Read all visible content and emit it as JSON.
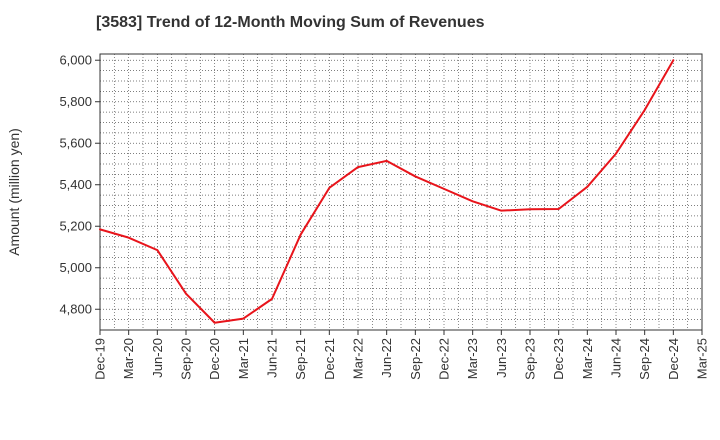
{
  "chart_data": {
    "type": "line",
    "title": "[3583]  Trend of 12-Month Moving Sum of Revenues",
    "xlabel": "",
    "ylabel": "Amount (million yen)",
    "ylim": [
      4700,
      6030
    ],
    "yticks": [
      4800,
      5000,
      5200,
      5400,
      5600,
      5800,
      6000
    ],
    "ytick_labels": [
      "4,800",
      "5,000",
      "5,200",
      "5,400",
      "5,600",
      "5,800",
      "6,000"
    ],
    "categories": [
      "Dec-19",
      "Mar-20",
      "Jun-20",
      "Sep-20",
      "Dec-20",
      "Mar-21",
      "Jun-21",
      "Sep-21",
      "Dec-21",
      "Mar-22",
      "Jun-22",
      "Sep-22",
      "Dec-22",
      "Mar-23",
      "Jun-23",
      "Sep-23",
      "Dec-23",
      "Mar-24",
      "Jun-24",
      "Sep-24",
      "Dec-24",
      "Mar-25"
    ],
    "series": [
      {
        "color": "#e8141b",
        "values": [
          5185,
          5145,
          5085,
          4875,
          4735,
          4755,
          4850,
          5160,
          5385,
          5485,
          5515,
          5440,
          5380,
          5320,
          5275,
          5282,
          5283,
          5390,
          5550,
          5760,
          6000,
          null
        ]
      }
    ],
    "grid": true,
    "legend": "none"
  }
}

→ **WHAT TO WORK ON**:
Each record above is to be restated exactly, with its pictures removed from the copy.

→ **THE OUTPUT**:
Read all visible content and emit it as JSON.
{
  "chart_data": {
    "type": "line",
    "title": "[3583]  Trend of 12-Month Moving Sum of Revenues",
    "xlabel": "",
    "ylabel": "Amount (million yen)",
    "ylim": [
      4700,
      6030
    ],
    "yticks": [
      4800,
      5000,
      5200,
      5400,
      5600,
      5800,
      6000
    ],
    "ytick_labels": [
      "4,800",
      "5,000",
      "5,200",
      "5,400",
      "5,600",
      "5,800",
      "6,000"
    ],
    "categories": [
      "Dec-19",
      "Mar-20",
      "Jun-20",
      "Sep-20",
      "Dec-20",
      "Mar-21",
      "Jun-21",
      "Sep-21",
      "Dec-21",
      "Mar-22",
      "Jun-22",
      "Sep-22",
      "Dec-22",
      "Mar-23",
      "Jun-23",
      "Sep-23",
      "Dec-23",
      "Mar-24",
      "Jun-24",
      "Sep-24",
      "Dec-24",
      "Mar-25"
    ],
    "series": [
      {
        "color": "#e8141b",
        "values": [
          5185,
          5145,
          5085,
          4875,
          4735,
          4755,
          4850,
          5160,
          5385,
          5485,
          5515,
          5440,
          5380,
          5320,
          5275,
          5282,
          5283,
          5390,
          5550,
          5760,
          6000,
          null
        ]
      }
    ],
    "grid": true,
    "legend": "none"
  }
}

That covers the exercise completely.